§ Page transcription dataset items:

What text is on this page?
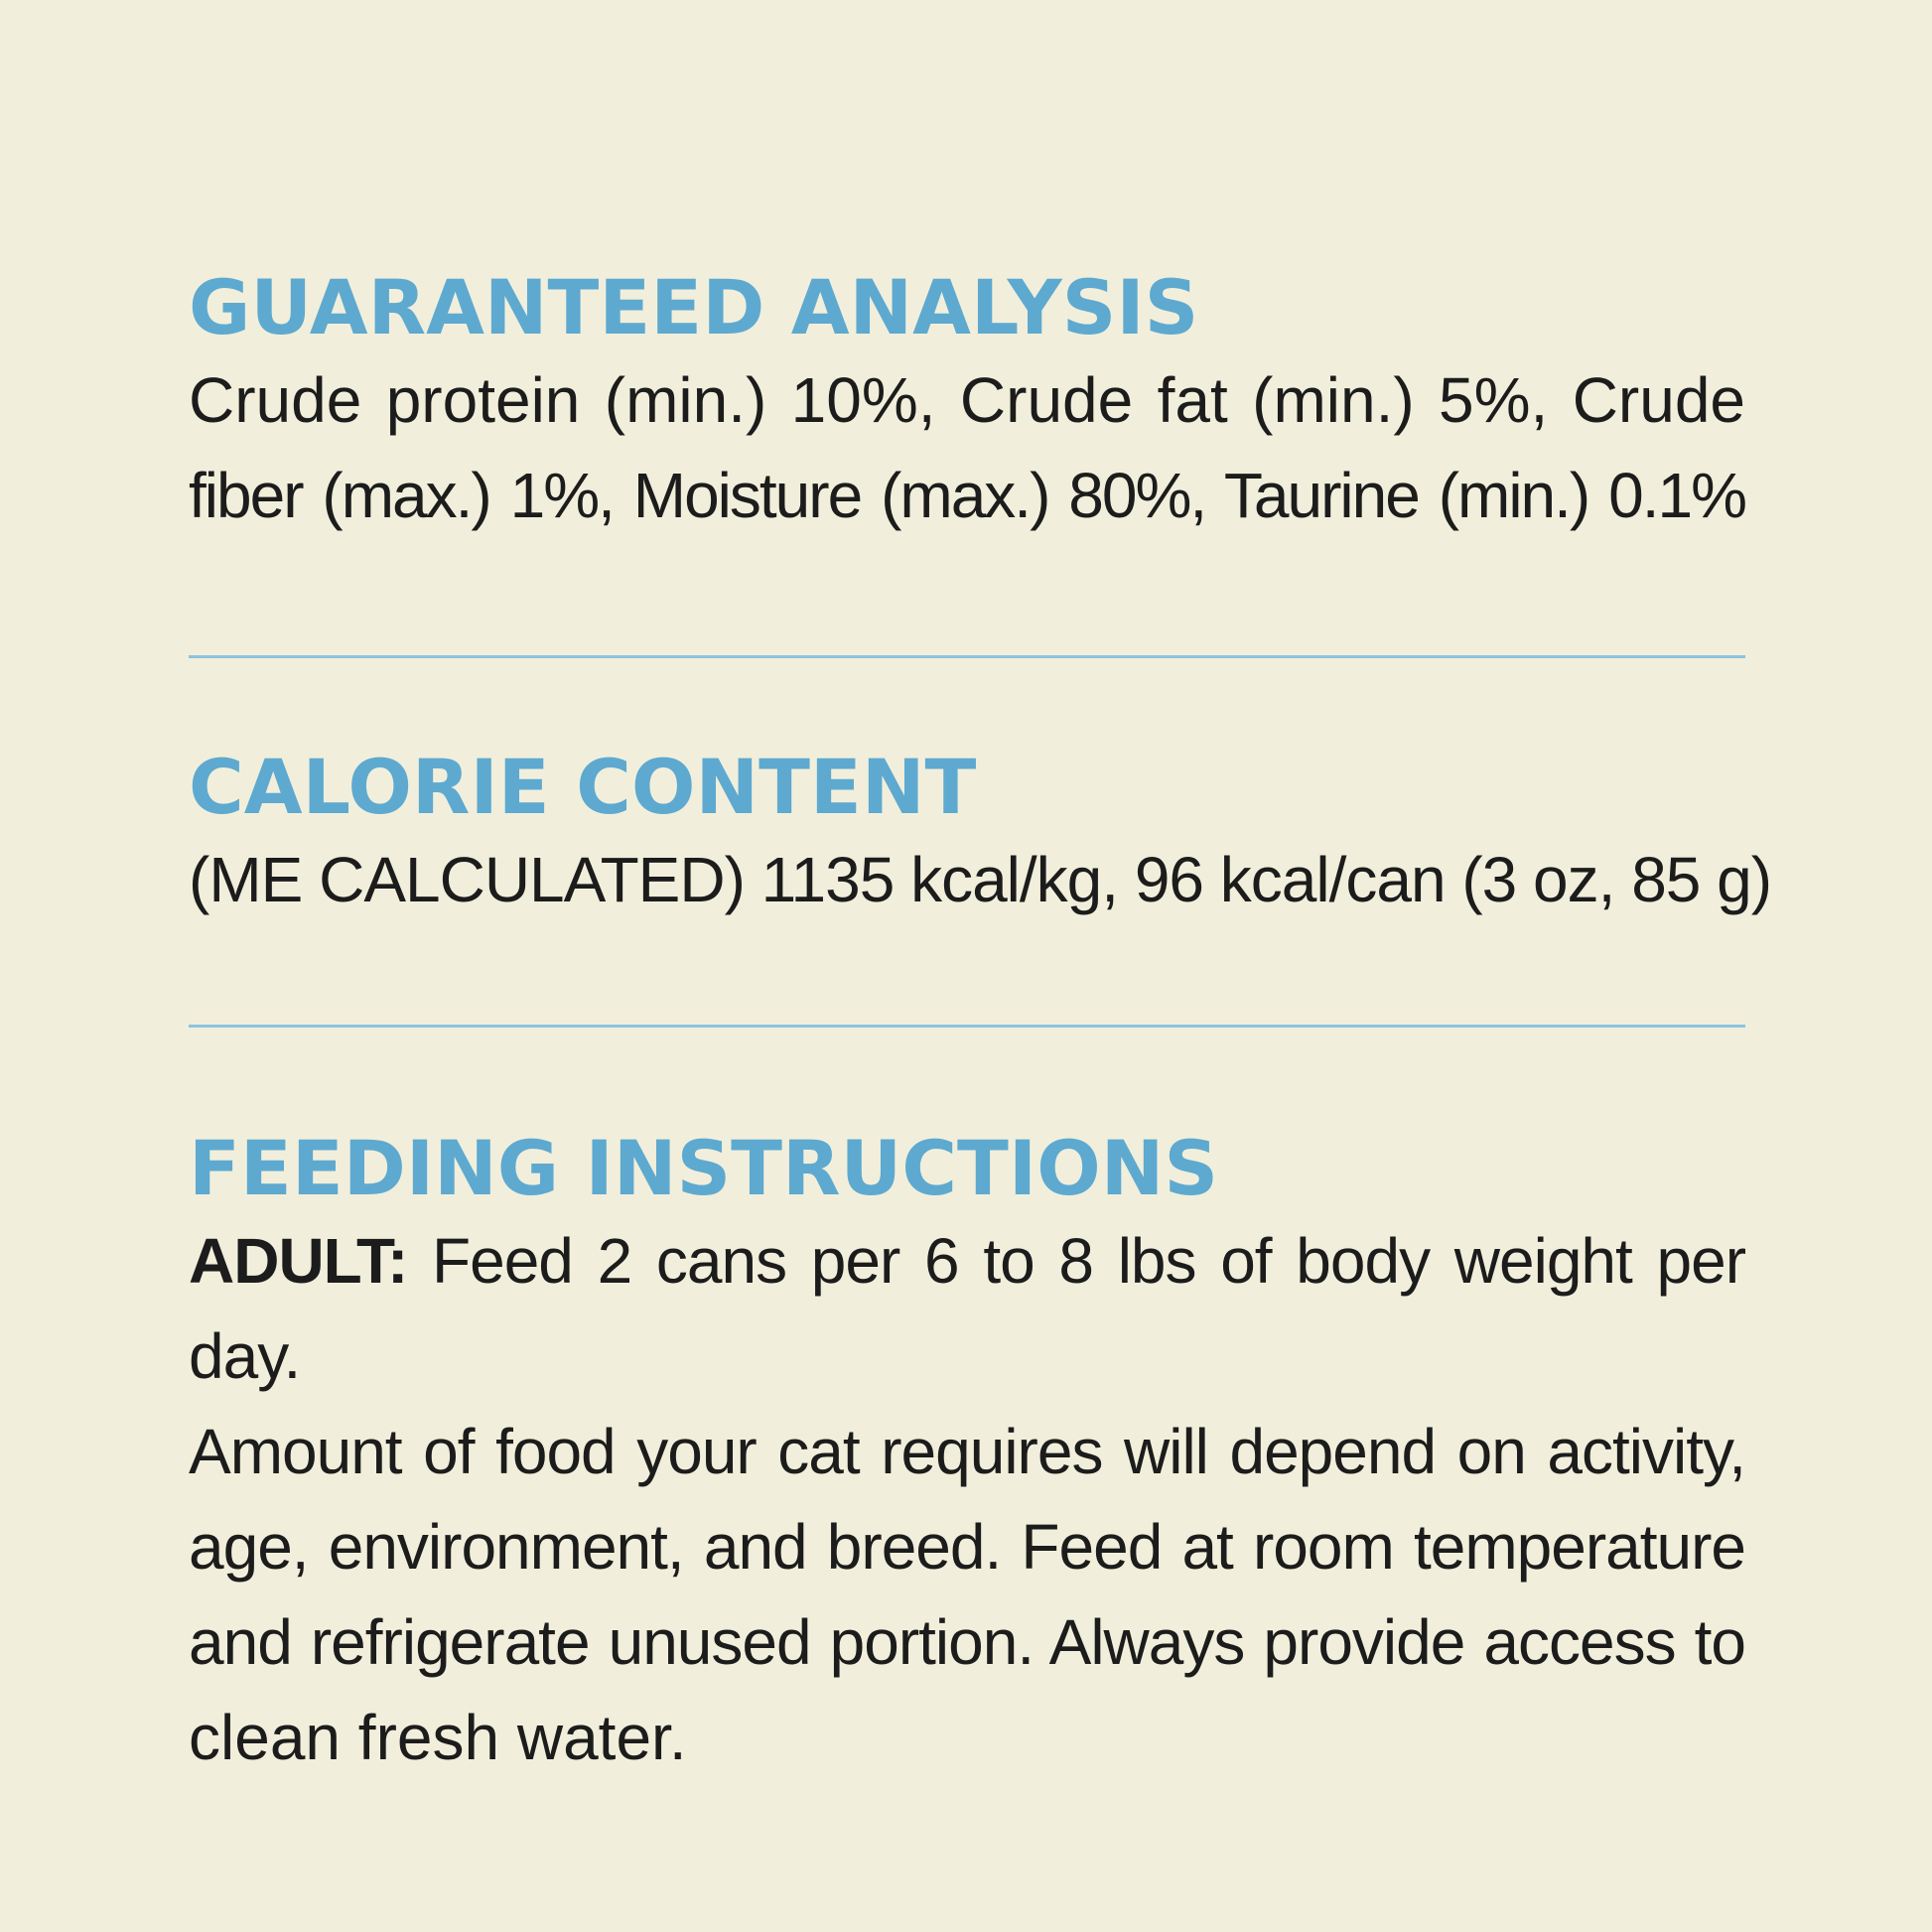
GUARANTEED ANALYSIS

Crude protein (min.) 10%, Crude fat (min.) 5%, Crude

fiber (max.) 1%, Moisture (max.) 80%, Taurine (min.) 0.1%

CALORIE CONTENT

(ME CALCULATED) 1135 kcal/kg, 96 kcal/can (3 oz, 85 g)

FEEDING INSTRUCTIONS

ADULT: Feed 2 cans per 6 to 8 lbs of body weight per day.

Amount of food your cat requires will depend on activity,

age, environment, and breed. Feed at room temperature

and refrigerate unused portion. Always provide access to

clean fresh water.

§ Problem details: Output the entries above exactly as given, but strip out the pictures.

§ Answer to this task:
What text is on this page?
GUARANTEED ANALYSIS

Crude protein (min.) 10%, Crude fat (min.) 5%, Crude

fiber (max.) 1%, Moisture (max.) 80%, Taurine (min.) 0.1%

CALORIE CONTENT

(ME CALCULATED) 1135 kcal/kg, 96 kcal/can (3 oz, 85 g)

FEEDING INSTRUCTIONS

ADULT: Feed 2 cans per 6 to 8 lbs of body weight per day.

Amount of food your cat requires will depend on activity,

age, environment, and breed. Feed at room temperature

and refrigerate unused portion. Always provide access to

clean fresh water.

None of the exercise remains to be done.